Entries follow. Set all of them down as they stand.

* Begin Source data *

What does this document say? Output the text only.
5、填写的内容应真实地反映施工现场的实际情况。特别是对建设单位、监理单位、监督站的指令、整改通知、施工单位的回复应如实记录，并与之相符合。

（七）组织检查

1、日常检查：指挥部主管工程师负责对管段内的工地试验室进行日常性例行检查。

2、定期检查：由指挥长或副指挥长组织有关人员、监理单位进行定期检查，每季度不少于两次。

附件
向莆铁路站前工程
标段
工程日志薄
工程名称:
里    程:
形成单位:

* End Source data *

### Complete output:
What does this document say? Output the text only.
5、填写的内容应真实地反映施工现场的实际情况。特别是对建设单位、监理单位、监督站的指令、整改通知、施工单位的回复应如实记录，并与之相符合。

（七）组织检查

1、日常检查：指挥部主管工程师负责对管段内的工地试验室进行日常性例行检查。

2、定期检查：由指挥长或副指挥长组织有关人员、监理单位进行定期检查，每季度不少于两次。

附件
向莆铁路站前工程
标段
工程日志薄
工程名称:
里    程:
形成单位:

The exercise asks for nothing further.